→ **What the task requires**: Tally the lines with the word "ylabel" and report the number alone.

→ **Data**:

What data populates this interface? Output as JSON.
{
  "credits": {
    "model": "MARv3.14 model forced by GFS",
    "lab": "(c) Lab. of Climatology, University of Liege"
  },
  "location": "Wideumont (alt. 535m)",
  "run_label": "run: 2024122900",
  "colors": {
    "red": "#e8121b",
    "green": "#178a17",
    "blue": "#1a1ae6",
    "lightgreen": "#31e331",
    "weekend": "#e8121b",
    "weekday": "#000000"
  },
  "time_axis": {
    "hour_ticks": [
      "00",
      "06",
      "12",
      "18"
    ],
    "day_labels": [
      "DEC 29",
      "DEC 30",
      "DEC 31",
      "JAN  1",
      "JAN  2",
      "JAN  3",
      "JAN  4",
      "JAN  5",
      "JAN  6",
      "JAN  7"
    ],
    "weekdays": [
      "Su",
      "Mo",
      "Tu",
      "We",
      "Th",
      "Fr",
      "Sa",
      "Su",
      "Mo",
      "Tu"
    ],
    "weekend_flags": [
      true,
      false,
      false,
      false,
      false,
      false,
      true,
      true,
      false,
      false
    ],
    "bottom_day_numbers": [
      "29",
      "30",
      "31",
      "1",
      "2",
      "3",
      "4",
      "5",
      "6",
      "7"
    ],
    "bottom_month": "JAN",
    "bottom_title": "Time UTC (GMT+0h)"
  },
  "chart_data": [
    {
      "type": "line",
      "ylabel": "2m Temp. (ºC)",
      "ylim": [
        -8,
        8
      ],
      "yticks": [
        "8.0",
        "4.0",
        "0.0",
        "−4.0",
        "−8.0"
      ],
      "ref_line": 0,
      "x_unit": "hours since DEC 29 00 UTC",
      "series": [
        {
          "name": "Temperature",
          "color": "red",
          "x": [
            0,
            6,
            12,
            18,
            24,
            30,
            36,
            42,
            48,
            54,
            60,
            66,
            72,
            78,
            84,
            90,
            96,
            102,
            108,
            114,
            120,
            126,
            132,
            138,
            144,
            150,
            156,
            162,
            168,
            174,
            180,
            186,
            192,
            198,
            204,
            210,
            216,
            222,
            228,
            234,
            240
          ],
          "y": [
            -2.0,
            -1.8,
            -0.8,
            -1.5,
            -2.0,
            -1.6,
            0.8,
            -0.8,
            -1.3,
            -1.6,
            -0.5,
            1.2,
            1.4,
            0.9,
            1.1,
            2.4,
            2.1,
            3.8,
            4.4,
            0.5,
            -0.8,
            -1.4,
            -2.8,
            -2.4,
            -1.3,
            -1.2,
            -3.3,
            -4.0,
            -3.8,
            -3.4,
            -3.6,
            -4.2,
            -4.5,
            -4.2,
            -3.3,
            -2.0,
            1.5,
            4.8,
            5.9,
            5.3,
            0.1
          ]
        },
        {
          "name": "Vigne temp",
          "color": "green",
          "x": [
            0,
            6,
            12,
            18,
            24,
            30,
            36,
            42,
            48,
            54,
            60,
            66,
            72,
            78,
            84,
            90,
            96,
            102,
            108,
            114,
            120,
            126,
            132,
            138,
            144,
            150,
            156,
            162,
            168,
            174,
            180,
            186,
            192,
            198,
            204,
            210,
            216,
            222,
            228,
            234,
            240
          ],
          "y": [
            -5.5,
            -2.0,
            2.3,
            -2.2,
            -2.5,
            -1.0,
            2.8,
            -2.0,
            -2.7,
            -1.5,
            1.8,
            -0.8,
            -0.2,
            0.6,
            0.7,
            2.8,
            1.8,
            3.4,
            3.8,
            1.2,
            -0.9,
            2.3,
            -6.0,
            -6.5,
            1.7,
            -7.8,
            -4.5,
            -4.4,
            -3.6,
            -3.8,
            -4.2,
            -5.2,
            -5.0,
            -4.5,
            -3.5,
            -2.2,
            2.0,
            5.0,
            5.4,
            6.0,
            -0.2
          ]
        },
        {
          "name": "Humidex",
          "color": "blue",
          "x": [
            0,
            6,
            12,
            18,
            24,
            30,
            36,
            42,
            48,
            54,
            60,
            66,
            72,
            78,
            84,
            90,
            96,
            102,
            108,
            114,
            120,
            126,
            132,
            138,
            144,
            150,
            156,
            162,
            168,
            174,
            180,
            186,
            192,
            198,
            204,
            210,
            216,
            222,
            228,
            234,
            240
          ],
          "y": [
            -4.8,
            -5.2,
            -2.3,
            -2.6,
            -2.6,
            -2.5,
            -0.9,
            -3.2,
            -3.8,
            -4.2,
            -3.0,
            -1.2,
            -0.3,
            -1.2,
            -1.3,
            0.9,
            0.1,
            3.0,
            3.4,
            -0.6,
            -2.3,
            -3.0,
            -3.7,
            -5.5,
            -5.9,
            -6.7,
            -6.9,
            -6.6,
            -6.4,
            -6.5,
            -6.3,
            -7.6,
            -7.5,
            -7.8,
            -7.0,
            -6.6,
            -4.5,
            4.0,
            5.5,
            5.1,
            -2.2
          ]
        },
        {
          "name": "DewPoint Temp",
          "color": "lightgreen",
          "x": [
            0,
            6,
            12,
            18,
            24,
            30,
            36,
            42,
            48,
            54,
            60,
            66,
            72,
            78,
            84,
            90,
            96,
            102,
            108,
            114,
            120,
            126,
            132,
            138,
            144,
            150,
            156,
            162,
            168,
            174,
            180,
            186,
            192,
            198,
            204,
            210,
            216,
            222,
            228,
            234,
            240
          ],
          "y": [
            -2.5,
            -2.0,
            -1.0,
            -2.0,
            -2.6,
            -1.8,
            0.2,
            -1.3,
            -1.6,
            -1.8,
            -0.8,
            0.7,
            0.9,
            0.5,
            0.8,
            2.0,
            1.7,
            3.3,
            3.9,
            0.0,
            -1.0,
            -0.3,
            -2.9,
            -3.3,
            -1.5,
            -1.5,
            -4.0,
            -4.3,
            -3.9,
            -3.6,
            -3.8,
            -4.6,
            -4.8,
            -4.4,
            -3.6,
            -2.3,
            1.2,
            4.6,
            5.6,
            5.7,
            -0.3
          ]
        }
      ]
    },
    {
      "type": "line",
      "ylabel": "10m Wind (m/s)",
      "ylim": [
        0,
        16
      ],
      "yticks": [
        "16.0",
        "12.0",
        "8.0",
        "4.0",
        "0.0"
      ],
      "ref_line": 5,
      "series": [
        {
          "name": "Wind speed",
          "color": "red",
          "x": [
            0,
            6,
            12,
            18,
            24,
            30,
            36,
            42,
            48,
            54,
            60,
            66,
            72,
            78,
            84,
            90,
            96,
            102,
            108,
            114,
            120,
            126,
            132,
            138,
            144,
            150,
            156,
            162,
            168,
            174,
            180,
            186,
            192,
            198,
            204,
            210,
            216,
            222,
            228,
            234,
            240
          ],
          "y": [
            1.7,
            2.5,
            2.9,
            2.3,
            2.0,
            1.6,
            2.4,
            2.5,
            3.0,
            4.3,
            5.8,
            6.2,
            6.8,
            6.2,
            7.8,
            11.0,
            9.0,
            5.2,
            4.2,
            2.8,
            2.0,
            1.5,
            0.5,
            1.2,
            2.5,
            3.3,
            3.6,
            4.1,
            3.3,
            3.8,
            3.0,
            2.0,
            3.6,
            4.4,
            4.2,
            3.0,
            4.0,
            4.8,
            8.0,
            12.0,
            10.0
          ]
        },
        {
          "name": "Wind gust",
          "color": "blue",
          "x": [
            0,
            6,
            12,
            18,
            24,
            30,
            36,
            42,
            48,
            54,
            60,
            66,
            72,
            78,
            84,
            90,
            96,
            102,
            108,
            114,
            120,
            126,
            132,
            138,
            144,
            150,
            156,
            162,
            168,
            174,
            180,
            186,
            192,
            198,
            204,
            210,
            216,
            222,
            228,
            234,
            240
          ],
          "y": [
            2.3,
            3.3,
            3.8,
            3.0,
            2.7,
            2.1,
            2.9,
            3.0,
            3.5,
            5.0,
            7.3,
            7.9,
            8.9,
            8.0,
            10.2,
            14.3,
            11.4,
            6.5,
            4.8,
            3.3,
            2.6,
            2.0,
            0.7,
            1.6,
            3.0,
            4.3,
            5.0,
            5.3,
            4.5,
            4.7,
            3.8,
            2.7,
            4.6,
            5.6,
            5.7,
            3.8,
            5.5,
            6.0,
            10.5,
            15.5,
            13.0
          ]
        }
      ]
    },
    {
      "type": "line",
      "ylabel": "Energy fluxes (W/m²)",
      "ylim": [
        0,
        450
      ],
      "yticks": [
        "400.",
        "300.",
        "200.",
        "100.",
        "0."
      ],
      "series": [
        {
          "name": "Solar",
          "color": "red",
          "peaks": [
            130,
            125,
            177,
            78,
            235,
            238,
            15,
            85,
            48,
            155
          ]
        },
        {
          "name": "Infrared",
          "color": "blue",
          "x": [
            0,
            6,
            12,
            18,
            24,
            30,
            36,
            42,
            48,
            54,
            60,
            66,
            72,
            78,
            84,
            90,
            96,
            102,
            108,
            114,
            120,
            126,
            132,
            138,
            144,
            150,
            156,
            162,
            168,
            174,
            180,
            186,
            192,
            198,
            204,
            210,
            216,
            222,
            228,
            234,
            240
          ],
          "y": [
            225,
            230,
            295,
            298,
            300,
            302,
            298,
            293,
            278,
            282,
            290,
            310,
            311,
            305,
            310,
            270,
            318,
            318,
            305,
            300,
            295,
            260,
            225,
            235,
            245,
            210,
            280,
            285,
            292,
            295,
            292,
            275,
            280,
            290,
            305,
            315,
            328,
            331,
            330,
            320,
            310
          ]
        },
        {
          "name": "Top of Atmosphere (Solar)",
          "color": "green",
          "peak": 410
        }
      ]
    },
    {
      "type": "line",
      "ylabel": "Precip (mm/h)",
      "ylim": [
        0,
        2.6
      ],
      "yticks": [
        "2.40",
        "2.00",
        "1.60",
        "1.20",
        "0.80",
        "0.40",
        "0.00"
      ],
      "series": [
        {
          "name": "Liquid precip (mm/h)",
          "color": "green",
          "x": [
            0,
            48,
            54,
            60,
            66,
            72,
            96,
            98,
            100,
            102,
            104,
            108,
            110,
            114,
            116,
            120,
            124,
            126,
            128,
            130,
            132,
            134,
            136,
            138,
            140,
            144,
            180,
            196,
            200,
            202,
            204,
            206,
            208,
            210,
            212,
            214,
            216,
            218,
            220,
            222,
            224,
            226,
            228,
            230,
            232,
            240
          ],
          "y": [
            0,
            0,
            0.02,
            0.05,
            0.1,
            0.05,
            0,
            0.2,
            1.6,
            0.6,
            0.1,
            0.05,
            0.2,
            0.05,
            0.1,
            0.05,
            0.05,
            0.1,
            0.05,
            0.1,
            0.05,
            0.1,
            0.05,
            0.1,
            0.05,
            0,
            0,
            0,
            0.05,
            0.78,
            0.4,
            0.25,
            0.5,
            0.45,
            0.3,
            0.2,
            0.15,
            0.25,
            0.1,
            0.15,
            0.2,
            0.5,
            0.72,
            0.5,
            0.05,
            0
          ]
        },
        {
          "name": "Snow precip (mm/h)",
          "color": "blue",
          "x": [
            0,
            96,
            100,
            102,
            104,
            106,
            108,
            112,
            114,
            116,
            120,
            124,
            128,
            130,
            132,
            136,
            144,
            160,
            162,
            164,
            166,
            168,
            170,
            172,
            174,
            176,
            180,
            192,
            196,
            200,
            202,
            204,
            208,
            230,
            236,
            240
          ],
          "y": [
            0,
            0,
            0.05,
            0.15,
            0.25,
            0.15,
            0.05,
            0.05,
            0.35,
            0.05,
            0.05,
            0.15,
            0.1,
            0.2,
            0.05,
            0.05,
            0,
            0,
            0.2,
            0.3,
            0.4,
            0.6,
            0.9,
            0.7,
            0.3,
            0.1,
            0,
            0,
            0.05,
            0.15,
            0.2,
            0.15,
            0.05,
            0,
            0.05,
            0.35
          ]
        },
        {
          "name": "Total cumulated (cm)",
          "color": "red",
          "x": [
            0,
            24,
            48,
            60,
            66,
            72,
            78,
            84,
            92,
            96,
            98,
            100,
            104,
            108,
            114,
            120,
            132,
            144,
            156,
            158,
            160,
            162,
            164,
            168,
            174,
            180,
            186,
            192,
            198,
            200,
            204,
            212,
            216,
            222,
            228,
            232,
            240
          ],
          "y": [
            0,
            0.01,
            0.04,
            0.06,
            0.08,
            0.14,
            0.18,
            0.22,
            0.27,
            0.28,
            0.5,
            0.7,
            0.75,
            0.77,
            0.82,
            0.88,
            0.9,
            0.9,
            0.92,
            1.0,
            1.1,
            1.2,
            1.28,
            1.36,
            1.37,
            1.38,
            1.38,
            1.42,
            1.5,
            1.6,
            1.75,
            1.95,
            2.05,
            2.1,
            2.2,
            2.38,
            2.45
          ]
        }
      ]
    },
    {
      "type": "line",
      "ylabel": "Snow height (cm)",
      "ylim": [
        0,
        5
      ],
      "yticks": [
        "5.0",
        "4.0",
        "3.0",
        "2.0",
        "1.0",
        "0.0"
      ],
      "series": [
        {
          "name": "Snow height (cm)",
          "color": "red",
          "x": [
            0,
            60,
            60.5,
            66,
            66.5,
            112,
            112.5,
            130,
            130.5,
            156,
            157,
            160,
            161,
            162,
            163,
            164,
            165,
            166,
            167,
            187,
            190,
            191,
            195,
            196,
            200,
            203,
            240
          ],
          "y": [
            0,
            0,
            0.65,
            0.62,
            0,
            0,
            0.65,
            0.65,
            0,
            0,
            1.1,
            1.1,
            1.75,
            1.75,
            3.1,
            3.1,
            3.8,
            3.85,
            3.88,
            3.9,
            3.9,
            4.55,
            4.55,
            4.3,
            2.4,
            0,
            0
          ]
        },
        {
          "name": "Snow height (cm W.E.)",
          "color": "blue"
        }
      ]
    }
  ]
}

→ **Solution to this exercise**: 5